>> BEGIN Entries

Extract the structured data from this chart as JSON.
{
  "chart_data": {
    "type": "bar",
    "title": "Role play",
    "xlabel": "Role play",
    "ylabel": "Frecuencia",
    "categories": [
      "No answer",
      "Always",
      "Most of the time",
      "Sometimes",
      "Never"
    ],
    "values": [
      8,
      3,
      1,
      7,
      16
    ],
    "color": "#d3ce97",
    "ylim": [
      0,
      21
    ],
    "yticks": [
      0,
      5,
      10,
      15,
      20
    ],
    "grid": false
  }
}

>> END Entries
>> BEGIN Entries

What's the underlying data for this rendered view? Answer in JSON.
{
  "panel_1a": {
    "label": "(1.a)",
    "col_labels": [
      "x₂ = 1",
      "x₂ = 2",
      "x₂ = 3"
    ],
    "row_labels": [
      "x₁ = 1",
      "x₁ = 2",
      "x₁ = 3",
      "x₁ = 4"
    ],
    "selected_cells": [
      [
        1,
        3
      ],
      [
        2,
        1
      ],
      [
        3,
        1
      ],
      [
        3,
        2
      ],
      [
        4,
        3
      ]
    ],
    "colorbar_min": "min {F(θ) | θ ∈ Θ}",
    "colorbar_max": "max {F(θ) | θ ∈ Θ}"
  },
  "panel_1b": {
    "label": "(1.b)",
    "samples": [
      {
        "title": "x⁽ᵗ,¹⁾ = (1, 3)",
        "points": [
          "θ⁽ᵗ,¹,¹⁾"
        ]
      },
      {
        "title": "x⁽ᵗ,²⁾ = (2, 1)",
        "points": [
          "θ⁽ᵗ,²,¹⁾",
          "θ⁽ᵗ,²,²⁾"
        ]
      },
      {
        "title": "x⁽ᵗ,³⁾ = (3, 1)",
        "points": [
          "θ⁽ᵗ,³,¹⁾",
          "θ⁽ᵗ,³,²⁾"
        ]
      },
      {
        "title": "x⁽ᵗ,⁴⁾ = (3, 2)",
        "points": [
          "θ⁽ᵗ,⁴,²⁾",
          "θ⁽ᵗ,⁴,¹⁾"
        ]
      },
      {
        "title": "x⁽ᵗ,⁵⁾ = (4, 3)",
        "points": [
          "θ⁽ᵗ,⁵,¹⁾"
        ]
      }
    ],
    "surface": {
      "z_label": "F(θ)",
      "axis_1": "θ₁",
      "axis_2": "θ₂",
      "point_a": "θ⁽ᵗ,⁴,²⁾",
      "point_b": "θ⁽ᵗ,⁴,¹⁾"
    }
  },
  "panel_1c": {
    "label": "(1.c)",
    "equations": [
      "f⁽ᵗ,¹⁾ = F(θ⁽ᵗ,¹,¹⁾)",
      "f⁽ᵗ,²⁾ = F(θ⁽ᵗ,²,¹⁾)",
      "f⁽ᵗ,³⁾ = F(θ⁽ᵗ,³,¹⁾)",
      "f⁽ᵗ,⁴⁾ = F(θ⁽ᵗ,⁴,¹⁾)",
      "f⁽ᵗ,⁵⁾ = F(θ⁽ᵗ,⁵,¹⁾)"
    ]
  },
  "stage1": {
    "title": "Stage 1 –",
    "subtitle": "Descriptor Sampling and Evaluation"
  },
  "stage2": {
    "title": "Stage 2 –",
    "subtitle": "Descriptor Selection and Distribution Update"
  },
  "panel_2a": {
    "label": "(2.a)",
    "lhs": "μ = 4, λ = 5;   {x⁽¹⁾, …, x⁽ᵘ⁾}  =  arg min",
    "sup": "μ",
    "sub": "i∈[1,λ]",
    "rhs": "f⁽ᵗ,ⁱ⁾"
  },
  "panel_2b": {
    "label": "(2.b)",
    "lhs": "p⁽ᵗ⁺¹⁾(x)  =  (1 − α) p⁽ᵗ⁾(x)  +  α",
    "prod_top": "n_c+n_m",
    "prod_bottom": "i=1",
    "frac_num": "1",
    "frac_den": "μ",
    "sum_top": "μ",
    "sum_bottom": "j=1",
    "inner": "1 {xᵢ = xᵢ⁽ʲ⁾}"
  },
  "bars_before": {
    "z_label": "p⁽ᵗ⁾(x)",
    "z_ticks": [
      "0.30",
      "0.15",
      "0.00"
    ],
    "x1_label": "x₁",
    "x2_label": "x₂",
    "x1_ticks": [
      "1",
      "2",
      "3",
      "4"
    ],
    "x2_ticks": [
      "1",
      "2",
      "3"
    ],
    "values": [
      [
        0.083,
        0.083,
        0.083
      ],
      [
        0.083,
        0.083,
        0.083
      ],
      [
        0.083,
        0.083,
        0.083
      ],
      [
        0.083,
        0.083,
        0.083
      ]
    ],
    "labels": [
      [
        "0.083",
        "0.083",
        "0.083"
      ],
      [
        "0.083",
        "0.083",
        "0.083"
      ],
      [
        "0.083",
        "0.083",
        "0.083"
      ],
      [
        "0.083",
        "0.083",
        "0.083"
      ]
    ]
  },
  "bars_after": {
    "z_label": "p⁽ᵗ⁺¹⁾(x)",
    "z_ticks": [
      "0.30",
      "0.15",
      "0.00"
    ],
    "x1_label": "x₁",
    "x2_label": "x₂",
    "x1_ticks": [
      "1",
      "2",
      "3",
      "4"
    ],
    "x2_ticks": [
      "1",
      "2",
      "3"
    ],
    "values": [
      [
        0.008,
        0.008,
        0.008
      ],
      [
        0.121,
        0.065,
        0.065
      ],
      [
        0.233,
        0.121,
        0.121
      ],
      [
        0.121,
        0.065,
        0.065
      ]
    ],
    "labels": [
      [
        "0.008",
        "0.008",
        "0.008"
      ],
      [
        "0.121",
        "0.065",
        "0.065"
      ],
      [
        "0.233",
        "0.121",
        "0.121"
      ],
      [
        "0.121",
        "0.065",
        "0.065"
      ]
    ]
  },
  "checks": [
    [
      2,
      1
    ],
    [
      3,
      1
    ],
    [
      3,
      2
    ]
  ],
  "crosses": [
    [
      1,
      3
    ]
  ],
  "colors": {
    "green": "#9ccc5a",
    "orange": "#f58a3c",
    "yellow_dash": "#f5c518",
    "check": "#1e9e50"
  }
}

>> END Entries

Written problem: Reproduce each line holding the word "this".

Task answer:
Extract the structured data from this chart as JSON.
What's the underlying data for this rendered view? Answer in JSON.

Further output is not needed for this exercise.